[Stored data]
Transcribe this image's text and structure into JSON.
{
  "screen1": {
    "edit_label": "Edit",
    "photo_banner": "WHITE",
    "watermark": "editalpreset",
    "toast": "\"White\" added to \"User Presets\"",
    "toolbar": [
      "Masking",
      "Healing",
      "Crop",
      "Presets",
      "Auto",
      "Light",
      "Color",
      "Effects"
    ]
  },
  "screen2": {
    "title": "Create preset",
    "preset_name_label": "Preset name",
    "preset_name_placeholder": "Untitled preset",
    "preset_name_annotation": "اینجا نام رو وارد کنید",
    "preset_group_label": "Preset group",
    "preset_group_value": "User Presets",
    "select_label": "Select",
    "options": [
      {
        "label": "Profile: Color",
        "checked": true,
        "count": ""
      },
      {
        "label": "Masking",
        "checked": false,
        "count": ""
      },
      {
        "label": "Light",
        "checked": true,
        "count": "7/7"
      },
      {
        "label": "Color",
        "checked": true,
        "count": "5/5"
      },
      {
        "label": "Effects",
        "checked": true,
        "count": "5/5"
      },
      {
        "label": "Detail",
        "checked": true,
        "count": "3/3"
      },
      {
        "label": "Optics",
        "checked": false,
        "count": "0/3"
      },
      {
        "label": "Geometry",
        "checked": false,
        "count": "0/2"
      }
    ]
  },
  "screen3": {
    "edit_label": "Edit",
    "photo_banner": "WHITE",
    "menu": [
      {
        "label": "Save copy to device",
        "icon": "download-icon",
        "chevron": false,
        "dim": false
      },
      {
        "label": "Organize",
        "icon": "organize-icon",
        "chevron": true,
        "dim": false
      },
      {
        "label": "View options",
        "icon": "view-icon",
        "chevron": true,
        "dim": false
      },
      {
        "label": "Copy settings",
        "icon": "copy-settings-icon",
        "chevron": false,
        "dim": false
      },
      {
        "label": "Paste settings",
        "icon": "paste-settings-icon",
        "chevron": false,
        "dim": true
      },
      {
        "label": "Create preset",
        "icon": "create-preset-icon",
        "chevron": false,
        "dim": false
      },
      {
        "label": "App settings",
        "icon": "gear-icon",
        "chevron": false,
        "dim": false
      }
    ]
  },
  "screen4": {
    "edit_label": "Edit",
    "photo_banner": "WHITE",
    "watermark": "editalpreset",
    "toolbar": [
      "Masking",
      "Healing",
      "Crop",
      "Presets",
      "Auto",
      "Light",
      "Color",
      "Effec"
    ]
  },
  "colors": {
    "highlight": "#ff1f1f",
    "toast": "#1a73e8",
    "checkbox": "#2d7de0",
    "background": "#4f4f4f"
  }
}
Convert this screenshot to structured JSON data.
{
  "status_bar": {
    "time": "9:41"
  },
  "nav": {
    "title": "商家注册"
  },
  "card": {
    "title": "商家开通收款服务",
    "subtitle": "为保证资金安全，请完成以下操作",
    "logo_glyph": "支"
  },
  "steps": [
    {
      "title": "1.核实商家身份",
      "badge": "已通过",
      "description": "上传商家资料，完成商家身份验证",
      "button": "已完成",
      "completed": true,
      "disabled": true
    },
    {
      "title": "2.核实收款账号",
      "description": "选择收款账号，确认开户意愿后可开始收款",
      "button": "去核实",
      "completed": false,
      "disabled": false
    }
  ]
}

**What you are asked to do**
Search the lines for "description". Copy each line that has it.

**In response**
      "description": "上传商家资料，完成商家身份验证",
      "description": "选择收款账号，确认开户意愿后可开始收款",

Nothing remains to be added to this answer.